What needs to be done → Write out each line of the material again, word for word.

Part of a data file
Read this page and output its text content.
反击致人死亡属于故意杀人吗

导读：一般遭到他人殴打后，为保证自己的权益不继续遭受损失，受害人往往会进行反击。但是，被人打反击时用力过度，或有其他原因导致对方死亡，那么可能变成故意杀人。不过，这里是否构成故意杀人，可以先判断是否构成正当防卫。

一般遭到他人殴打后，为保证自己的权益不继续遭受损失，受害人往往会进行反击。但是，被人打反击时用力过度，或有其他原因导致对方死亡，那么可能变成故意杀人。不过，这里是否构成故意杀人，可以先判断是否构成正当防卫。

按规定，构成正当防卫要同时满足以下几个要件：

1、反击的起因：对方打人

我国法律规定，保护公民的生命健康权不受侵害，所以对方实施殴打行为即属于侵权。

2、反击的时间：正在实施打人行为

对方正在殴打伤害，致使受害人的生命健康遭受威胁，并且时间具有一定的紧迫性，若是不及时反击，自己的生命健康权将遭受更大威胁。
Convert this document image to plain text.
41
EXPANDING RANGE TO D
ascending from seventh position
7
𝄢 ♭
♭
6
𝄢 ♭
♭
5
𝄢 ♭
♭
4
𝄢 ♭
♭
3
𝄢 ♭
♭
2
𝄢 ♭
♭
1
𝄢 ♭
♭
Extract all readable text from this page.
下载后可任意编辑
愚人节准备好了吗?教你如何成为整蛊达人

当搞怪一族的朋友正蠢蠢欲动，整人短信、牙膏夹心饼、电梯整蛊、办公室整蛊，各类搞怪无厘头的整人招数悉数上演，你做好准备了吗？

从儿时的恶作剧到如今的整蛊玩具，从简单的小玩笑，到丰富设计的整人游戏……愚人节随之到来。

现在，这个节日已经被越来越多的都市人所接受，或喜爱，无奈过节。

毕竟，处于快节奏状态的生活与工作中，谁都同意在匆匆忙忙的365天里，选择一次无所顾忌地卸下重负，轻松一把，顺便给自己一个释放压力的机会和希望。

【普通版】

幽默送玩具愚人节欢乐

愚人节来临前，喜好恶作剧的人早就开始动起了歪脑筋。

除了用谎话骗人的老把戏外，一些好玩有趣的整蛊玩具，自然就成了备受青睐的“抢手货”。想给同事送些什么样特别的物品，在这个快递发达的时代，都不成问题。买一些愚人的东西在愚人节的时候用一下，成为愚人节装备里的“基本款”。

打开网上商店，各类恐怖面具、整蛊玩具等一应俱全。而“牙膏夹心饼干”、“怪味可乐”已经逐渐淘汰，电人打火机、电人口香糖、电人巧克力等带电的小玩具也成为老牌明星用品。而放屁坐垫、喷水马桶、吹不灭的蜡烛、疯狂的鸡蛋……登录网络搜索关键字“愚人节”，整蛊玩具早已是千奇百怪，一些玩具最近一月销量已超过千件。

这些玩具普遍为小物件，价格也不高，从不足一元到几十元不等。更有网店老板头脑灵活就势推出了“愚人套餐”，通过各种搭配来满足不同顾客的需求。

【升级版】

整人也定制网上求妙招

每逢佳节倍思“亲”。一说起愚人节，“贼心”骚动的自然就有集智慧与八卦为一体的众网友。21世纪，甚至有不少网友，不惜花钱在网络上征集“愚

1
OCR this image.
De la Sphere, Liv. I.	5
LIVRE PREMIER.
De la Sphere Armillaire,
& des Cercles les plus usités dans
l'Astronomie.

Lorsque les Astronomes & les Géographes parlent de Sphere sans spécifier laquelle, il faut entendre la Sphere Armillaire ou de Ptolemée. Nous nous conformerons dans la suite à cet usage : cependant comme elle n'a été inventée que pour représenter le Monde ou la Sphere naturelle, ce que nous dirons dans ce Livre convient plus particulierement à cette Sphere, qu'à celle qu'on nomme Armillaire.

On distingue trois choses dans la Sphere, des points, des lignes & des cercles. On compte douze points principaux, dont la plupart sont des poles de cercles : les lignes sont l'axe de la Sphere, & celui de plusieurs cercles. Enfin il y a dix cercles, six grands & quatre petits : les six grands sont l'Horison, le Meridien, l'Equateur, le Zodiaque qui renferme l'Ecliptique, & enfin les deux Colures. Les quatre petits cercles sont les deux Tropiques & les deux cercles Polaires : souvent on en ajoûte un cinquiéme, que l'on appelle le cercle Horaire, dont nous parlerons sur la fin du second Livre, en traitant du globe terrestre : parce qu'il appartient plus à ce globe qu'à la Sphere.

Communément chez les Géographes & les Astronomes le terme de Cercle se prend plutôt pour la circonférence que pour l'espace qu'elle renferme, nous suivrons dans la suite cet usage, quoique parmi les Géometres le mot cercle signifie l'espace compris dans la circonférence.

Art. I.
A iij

Reply to the exercise →
Read this page and output its text content.
反击致人死亡属于故意杀人吗

导读：一般遭到他人殴打后，为保证自己的权益不继续遭受损失，受害人往往会进行反击。但是，被人打反击时用力过度，或有其他原因导致对方死亡，那么可能变成故意杀人。不过，这里是否构成故意杀人，可以先判断是否构成正当防卫。

一般遭到他人殴打后，为保证自己的权益不继续遭受损失，受害人往往会进行反击。但是，被人打反击时用力过度，或有其他原因导致对方死亡，那么可能变成故意杀人。不过，这里是否构成故意杀人，可以先判断是否构成正当防卫。

按规定，构成正当防卫要同时满足以下几个要件：

1、反击的起因：对方打人

我国法律规定，保护公民的生命健康权不受侵害，所以对方实施殴打行为即属于侵权。

2、反击的时间：正在实施打人行为

对方正在殴打伤害，致使受害人的生命健康遭受威胁，并且时间具有一定的紧迫性，若是不及时反击，自己的生命健康权将遭受更大威胁。
Convert this document image to plain text.
41
EXPANDING RANGE TO D
ascending from seventh position
7
𝄢 ♭
♭
6
𝄢 ♭
♭
5
𝄢 ♭
♭
4
𝄢 ♭
♭
3
𝄢 ♭
♭
2
𝄢 ♭
♭
1
𝄢 ♭
♭
Extract all readable text from this page.
下载后可任意编辑
愚人节准备好了吗?教你如何成为整蛊达人

当搞怪一族的朋友正蠢蠢欲动，整人短信、牙膏夹心饼、电梯整蛊、办公室整蛊，各类搞怪无厘头的整人招数悉数上演，你做好准备了吗？

从儿时的恶作剧到如今的整蛊玩具，从简单的小玩笑，到丰富设计的整人游戏……愚人节随之到来。

现在，这个节日已经被越来越多的都市人所接受，或喜爱，无奈过节。

毕竟，处于快节奏状态的生活与工作中，谁都同意在匆匆忙忙的365天里，选择一次无所顾忌地卸下重负，轻松一把，顺便给自己一个释放压力的机会和希望。

【普通版】

幽默送玩具愚人节欢乐

愚人节来临前，喜好恶作剧的人早就开始动起了歪脑筋。

除了用谎话骗人的老把戏外，一些好玩有趣的整蛊玩具，自然就成了备受青睐的“抢手货”。想给同事送些什么样特别的物品，在这个快递发达的时代，都不成问题。买一些愚人的东西在愚人节的时候用一下，成为愚人节装备里的“基本款”。

打开网上商店，各类恐怖面具、整蛊玩具等一应俱全。而“牙膏夹心饼干”、“怪味可乐”已经逐渐淘汰，电人打火机、电人口香糖、电人巧克力等带电的小玩具也成为老牌明星用品。而放屁坐垫、喷水马桶、吹不灭的蜡烛、疯狂的鸡蛋……登录网络搜索关键字“愚人节”，整蛊玩具早已是千奇百怪，一些玩具最近一月销量已超过千件。

这些玩具普遍为小物件，价格也不高，从不足一元到几十元不等。更有网店老板头脑灵活就势推出了“愚人套餐”，通过各种搭配来满足不同顾客的需求。

【升级版】

整人也定制网上求妙招

每逢佳节倍思“亲”。一说起愚人节，“贼心”骚动的自然就有集智慧与八卦为一体的众网友。21世纪，甚至有不少网友，不惜花钱在网络上征集“愚

1
OCR this image.
De la Sphere, Liv. I.	5
LIVRE PREMIER.
De la Sphere Armillaire,
& des Cercles les plus usités dans
l'Astronomie.

Lorsque les Astronomes & les Géographes parlent de Sphere sans spécifier laquelle, il faut entendre la Sphere Armillaire ou de Ptolemée. Nous nous conformerons dans la suite à cet usage : cependant comme elle n'a été inventée que pour représenter le Monde ou la Sphere naturelle, ce que nous dirons dans ce Livre convient plus particulierement à cette Sphere, qu'à celle qu'on nomme Armillaire.

On distingue trois choses dans la Sphere, des points, des lignes & des cercles. On compte douze points principaux, dont la plupart sont des poles de cercles : les lignes sont l'axe de la Sphere, & celui de plusieurs cercles. Enfin il y a dix cercles, six grands & quatre petits : les six grands sont l'Horison, le Meridien, l'Equateur, le Zodiaque qui renferme l'Ecliptique, & enfin les deux Colures. Les quatre petits cercles sont les deux Tropiques & les deux cercles Polaires : souvent on en ajoûte un cinquiéme, que l'on appelle le cercle Horaire, dont nous parlerons sur la fin du second Livre, en traitant du globe terrestre : parce qu'il appartient plus à ce globe qu'à la Sphere.

Communément chez les Géographes & les Astronomes le terme de Cercle se prend plutôt pour la circonférence que pour l'espace qu'elle renferme, nous suivrons dans la suite cet usage, quoique parmi les Géometres le mot cercle signifie l'espace compris dans la circonférence.

Art. I.
A iij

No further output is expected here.